• **Given instruction**
Repeat the listing in full, preserving every character.

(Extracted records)
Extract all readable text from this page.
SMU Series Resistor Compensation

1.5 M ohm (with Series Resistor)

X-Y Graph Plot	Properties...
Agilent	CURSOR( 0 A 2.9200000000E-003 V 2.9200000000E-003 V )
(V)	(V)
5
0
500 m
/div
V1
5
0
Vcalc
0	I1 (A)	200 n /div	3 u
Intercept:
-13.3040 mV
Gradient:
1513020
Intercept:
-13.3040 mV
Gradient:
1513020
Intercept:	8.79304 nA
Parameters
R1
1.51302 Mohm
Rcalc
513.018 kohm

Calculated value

• **Exercise result**
Extract all readable text from this page.
SMU Series Resistor Compensation

1.5 M ohm (with Series Resistor)

X-Y Graph Plot	Properties...
Agilent	CURSOR( 0 A 2.9200000000E-003 V 2.9200000000E-003 V )
(V)	(V)
5
0
500 m
/div
V1
5
0
Vcalc
0	I1 (A)	200 n /div	3 u
Intercept:
-13.3040 mV
Gradient:
1513020
Intercept:
-13.3040 mV
Gradient:
1513020
Intercept:	8.79304 nA
Parameters
R1
1.51302 Mohm
Rcalc
513.018 kohm

Calculated value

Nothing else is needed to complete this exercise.